* START Dataset content *

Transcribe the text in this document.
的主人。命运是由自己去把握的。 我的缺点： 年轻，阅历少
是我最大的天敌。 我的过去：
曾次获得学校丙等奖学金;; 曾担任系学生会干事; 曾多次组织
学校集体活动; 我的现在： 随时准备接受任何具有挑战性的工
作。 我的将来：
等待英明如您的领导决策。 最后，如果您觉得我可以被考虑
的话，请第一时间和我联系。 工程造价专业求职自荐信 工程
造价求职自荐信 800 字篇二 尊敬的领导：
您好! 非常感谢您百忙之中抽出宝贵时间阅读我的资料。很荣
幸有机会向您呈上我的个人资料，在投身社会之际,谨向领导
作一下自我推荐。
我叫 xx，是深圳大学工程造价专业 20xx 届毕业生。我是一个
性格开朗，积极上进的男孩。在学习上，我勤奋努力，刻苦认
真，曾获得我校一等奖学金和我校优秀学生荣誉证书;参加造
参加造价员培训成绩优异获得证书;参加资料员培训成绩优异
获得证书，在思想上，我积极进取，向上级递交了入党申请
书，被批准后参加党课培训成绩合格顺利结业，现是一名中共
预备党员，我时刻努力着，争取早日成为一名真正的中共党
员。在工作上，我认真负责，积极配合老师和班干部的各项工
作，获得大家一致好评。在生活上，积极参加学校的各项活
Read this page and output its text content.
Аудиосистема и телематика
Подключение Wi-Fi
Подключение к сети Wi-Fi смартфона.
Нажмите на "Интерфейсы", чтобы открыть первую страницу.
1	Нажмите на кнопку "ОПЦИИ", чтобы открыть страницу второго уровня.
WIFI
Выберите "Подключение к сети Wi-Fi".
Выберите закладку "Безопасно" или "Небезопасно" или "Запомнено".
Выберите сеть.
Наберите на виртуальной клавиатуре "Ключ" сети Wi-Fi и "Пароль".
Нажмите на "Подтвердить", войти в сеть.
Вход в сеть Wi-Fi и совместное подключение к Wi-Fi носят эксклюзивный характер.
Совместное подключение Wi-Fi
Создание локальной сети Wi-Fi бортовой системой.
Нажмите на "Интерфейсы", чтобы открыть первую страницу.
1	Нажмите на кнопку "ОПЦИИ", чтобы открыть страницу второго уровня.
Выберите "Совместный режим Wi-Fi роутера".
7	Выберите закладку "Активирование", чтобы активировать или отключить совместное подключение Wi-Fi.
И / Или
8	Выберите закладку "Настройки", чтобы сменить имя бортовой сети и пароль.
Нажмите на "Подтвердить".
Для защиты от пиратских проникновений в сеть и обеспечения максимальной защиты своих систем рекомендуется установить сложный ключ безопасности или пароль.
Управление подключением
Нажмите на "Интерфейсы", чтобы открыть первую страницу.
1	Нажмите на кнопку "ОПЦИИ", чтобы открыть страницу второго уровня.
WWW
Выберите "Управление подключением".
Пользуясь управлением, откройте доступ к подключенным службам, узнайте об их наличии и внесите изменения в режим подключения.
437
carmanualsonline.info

* END Dataset content *
* START Dataset content *

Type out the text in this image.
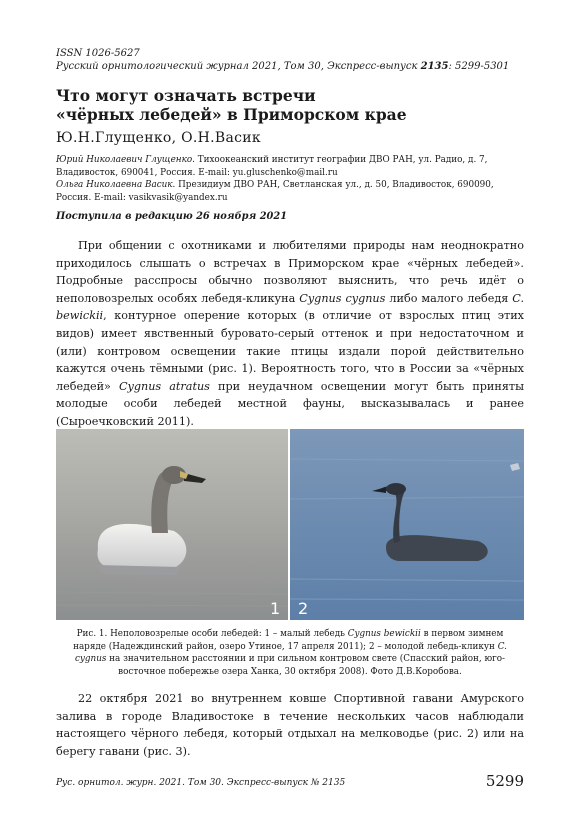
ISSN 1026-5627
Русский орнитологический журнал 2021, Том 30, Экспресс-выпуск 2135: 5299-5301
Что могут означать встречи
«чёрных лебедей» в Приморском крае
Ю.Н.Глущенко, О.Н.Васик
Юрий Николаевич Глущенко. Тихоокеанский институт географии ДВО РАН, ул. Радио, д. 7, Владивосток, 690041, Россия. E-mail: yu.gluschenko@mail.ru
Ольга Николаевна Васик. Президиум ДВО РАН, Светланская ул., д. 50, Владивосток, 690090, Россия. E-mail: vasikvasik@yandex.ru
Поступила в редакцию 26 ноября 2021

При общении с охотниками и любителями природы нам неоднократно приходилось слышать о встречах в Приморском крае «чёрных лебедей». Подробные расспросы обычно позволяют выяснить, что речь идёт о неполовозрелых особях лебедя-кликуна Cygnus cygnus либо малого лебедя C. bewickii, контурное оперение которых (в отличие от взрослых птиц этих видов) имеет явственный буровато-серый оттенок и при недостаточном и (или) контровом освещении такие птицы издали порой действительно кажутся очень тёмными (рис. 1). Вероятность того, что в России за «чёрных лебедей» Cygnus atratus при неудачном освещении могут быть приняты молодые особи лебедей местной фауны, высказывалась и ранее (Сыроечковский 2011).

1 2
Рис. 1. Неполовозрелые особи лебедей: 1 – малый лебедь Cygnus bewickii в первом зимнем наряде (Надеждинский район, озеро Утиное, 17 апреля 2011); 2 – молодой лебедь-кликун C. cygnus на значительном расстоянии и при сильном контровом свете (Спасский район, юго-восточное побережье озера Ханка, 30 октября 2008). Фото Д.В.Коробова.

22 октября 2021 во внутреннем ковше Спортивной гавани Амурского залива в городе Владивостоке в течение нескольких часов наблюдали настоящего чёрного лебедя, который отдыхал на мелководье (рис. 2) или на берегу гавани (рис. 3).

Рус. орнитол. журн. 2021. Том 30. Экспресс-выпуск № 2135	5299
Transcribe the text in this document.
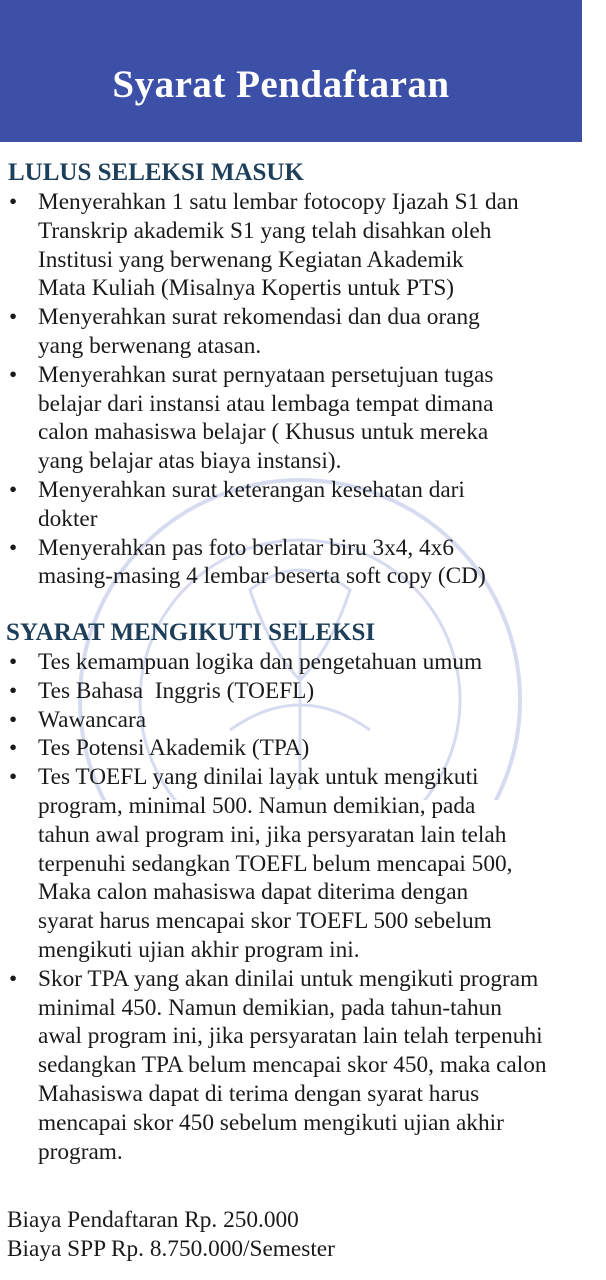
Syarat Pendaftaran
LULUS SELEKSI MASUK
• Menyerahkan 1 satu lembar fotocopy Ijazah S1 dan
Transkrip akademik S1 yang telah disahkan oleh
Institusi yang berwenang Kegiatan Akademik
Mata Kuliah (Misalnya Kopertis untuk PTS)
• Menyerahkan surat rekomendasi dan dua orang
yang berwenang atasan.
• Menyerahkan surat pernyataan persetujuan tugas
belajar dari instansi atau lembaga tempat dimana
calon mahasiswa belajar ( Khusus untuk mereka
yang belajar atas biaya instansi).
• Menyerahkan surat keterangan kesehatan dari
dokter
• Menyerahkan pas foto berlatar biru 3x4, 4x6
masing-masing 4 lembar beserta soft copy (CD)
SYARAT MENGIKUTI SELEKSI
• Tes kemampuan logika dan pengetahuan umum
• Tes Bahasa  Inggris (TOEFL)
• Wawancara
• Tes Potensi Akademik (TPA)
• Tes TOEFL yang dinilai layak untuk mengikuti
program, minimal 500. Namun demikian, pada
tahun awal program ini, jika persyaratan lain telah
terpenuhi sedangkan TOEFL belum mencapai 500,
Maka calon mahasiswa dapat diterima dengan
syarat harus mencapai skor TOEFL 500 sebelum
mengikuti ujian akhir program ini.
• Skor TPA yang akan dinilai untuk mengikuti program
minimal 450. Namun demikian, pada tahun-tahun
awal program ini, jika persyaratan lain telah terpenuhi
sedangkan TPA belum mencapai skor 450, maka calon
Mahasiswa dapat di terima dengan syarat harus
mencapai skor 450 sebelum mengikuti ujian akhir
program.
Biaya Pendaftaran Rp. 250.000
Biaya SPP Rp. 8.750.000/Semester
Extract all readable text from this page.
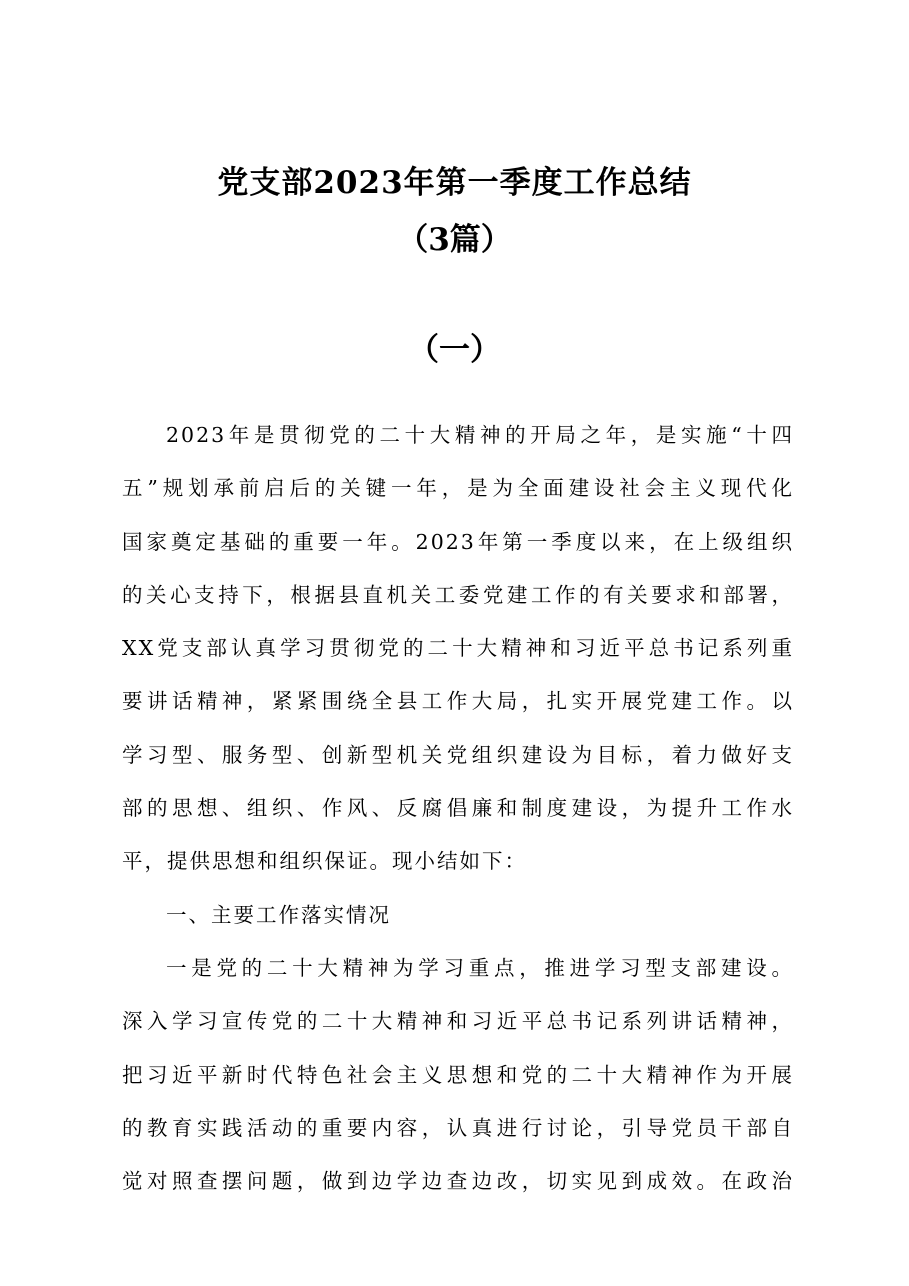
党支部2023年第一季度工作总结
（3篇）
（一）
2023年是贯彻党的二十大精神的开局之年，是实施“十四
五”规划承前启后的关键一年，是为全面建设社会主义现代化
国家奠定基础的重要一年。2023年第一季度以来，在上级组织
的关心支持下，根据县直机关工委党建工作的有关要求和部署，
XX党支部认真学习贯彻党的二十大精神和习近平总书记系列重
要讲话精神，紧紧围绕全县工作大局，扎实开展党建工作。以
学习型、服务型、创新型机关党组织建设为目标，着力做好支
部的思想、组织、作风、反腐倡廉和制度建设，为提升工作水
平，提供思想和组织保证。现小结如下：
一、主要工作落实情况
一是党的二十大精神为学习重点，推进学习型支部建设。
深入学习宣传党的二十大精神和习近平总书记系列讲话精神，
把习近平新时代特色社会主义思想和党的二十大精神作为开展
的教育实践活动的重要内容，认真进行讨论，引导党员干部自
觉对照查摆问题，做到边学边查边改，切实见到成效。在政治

* END Dataset content *
* START Dataset content *

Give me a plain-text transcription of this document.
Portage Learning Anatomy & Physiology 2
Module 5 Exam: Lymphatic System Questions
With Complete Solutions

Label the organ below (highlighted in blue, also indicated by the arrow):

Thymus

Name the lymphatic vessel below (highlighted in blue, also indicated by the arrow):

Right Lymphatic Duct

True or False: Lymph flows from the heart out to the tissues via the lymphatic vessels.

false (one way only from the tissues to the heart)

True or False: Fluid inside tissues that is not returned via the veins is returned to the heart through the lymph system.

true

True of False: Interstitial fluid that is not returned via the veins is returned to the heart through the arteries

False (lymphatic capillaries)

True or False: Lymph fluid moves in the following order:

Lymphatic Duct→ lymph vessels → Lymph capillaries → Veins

* END Dataset content *

#### Problem description:
Find all lines where the word "demikian" appears. Copy them.

#### Result:
program, minimal 500. Namun demikian, pada
minimal 450. Namun demikian, pada tahun-tahun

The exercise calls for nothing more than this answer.